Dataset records
------------
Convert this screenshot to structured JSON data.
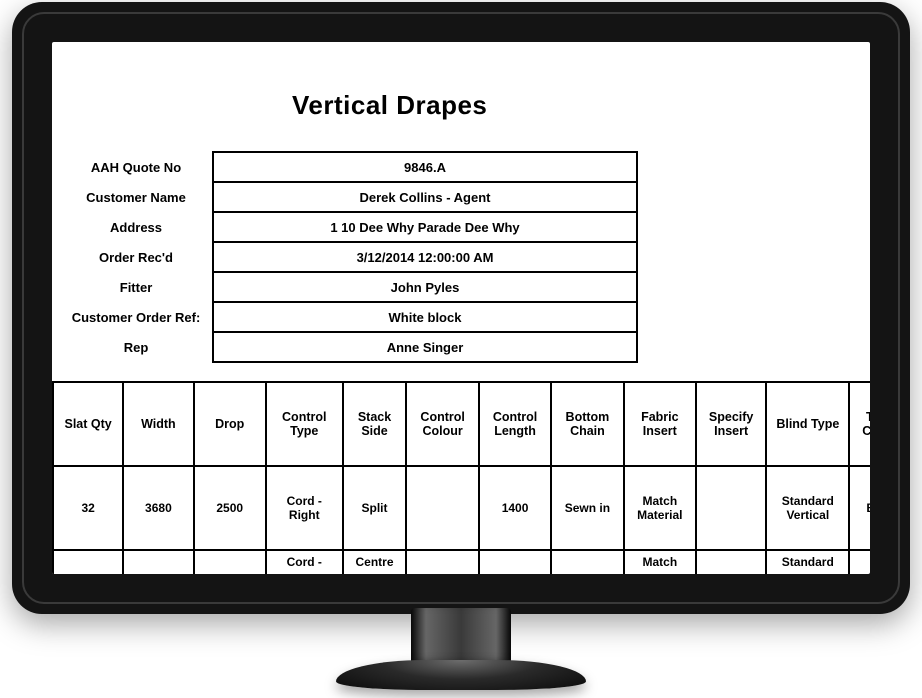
{
  "document": {
    "title": "Vertical Drapes",
    "info": {
      "rows": [
        {
          "label": "AAH Quote No",
          "value": "9846.A"
        },
        {
          "label": "Customer Name",
          "value": "Derek Collins - Agent"
        },
        {
          "label": "Address",
          "value": "1 10 Dee Why Parade Dee Why"
        },
        {
          "label": "Order Rec'd",
          "value": "3/12/2014 12:00:00 AM"
        },
        {
          "label": "Fitter",
          "value": "John Pyles"
        },
        {
          "label": "Customer Order Ref:",
          "value": "White block"
        },
        {
          "label": "Rep",
          "value": "Anne Singer"
        }
      ]
    },
    "grid": {
      "headers": [
        "Slat Qty",
        "Width",
        "Drop",
        "Control Type",
        "Stack Side",
        "Control Colour",
        "Control Length",
        "Bottom Chain",
        "Fabric Insert",
        "Specify Insert",
        "Blind Type",
        "Track Colour",
        ""
      ],
      "rows": [
        {
          "slat_qty": "32",
          "width": "3680",
          "drop": "2500",
          "control_type": "Cord - Right",
          "stack_side": "Split",
          "control_colour": "",
          "control_length": "1400",
          "bottom_chain": "Sewn in",
          "fabric_insert": "Match Material",
          "specify_insert": "",
          "blind_type": "Standard Vertical",
          "track_colour": "Black",
          "extra": ""
        },
        {
          "slat_qty": "",
          "width": "",
          "drop": "",
          "control_type": "Cord -",
          "stack_side": "Centre",
          "control_colour": "",
          "control_length": "",
          "bottom_chain": "",
          "fabric_insert": "Match",
          "specify_insert": "",
          "blind_type": "Standard",
          "track_colour": "",
          "extra": ""
        }
      ]
    }
  }
}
------------
■ **The task**
Copy out all of the material exactly as written, without its pictures.

■ **Solution to the exercise**
Convert this screenshot to structured JSON data.
{
  "document": {
    "title": "Vertical Drapes",
    "info": {
      "rows": [
        {
          "label": "AAH Quote No",
          "value": "9846.A"
        },
        {
          "label": "Customer Name",
          "value": "Derek Collins - Agent"
        },
        {
          "label": "Address",
          "value": "1 10 Dee Why Parade Dee Why"
        },
        {
          "label": "Order Rec'd",
          "value": "3/12/2014 12:00:00 AM"
        },
        {
          "label": "Fitter",
          "value": "John Pyles"
        },
        {
          "label": "Customer Order Ref:",
          "value": "White block"
        },
        {
          "label": "Rep",
          "value": "Anne Singer"
        }
      ]
    },
    "grid": {
      "headers": [
        "Slat Qty",
        "Width",
        "Drop",
        "Control Type",
        "Stack Side",
        "Control Colour",
        "Control Length",
        "Bottom Chain",
        "Fabric Insert",
        "Specify Insert",
        "Blind Type",
        "Track Colour",
        ""
      ],
      "rows": [
        {
          "slat_qty": "32",
          "width": "3680",
          "drop": "2500",
          "control_type": "Cord - Right",
          "stack_side": "Split",
          "control_colour": "",
          "control_length": "1400",
          "bottom_chain": "Sewn in",
          "fabric_insert": "Match Material",
          "specify_insert": "",
          "blind_type": "Standard Vertical",
          "track_colour": "Black",
          "extra": ""
        },
        {
          "slat_qty": "",
          "width": "",
          "drop": "",
          "control_type": "Cord -",
          "stack_side": "Centre",
          "control_colour": "",
          "control_length": "",
          "bottom_chain": "",
          "fabric_insert": "Match",
          "specify_insert": "",
          "blind_type": "Standard",
          "track_colour": "",
          "extra": ""
        }
      ]
    }
  }
}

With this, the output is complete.